In the listing below, locate the lines bearing the word "Тетр". Copy every one of them.

>> BEGIN EXTRACTED MATERIAL

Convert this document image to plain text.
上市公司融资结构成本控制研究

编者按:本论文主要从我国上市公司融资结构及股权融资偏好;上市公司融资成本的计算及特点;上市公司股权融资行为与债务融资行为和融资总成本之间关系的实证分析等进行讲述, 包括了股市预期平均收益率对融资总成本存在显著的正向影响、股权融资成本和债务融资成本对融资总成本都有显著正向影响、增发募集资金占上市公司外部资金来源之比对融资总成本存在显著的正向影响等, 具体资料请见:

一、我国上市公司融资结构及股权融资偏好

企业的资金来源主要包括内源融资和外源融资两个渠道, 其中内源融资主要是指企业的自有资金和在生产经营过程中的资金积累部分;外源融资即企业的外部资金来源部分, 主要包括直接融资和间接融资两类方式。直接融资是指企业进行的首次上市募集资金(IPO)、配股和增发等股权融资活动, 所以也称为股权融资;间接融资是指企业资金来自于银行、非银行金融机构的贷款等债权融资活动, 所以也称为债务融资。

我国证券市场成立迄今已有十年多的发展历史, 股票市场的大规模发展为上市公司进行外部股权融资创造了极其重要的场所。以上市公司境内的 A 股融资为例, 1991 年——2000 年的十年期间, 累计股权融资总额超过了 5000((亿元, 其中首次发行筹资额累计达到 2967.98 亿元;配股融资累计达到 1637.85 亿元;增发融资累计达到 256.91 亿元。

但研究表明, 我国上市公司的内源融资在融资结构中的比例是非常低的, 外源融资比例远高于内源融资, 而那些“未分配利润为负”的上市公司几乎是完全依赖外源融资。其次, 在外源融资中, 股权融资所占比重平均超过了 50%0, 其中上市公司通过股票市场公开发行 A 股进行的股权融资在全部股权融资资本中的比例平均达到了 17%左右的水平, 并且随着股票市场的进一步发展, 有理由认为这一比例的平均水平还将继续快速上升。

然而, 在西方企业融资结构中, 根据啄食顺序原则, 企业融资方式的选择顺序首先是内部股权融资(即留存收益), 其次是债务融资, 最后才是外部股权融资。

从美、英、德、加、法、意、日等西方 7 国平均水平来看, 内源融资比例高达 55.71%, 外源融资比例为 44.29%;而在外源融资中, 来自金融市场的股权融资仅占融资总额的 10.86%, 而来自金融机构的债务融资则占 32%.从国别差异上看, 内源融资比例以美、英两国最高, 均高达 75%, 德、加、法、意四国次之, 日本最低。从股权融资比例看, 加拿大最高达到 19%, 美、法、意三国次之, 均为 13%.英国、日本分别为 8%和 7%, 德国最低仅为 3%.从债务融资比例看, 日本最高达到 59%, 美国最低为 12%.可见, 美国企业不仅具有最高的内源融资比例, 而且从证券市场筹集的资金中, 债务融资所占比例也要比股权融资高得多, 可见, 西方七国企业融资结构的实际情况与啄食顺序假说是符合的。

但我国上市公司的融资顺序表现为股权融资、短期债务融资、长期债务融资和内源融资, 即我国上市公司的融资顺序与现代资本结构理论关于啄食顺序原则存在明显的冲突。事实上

>> END EXTRACTED MATERIAL
>> BEGIN EXTRACTED MATERIAL

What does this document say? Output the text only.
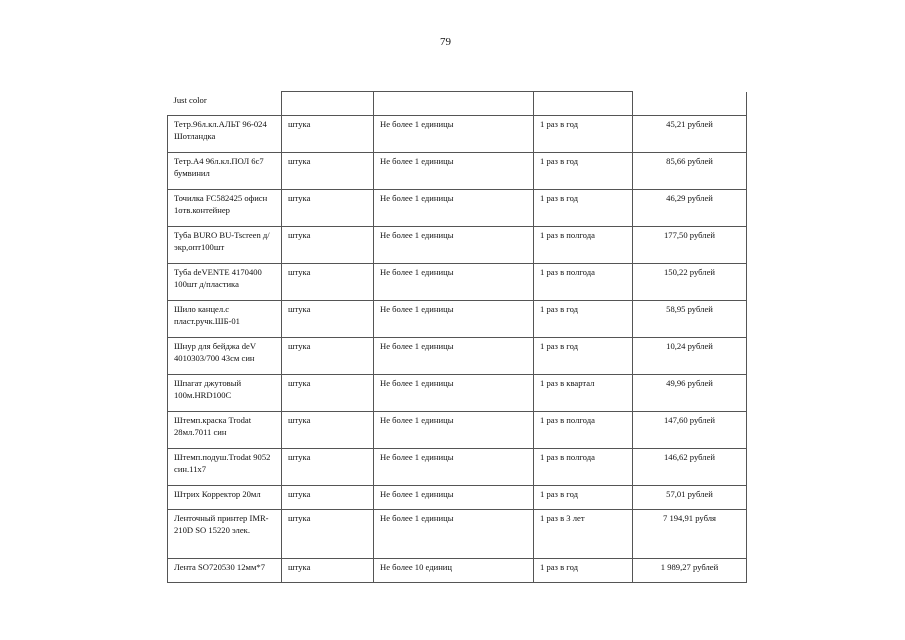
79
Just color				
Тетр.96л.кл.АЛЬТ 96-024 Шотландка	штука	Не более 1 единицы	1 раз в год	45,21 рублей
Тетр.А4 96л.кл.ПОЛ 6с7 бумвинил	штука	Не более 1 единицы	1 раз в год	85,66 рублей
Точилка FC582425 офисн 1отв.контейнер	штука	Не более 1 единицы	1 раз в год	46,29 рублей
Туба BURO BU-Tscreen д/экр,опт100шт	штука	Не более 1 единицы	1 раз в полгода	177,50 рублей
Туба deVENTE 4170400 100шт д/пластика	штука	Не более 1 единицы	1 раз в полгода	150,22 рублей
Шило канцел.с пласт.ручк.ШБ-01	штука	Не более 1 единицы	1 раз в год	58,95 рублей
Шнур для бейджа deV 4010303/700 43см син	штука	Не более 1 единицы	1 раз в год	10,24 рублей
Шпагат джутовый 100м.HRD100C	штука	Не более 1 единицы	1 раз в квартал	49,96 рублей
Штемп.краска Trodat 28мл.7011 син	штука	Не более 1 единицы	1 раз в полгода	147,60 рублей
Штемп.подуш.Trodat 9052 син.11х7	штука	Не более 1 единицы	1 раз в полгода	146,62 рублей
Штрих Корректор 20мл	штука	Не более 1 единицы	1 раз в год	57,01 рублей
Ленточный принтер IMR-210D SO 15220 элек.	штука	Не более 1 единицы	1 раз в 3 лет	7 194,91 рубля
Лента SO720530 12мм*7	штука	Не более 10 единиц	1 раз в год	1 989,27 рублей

>> END EXTRACTED MATERIAL

- **WRITTEN REPLY**
Тетр.96л.кл.АЛЬТ 96-024 Шотландка	штука	Не более 1 единицы	1 раз в год	45,21 рублей
Тетр.А4 96л.кл.ПОЛ 6с7 бумвинил	штука	Не более 1 единицы	1 раз в год	85,66 рублей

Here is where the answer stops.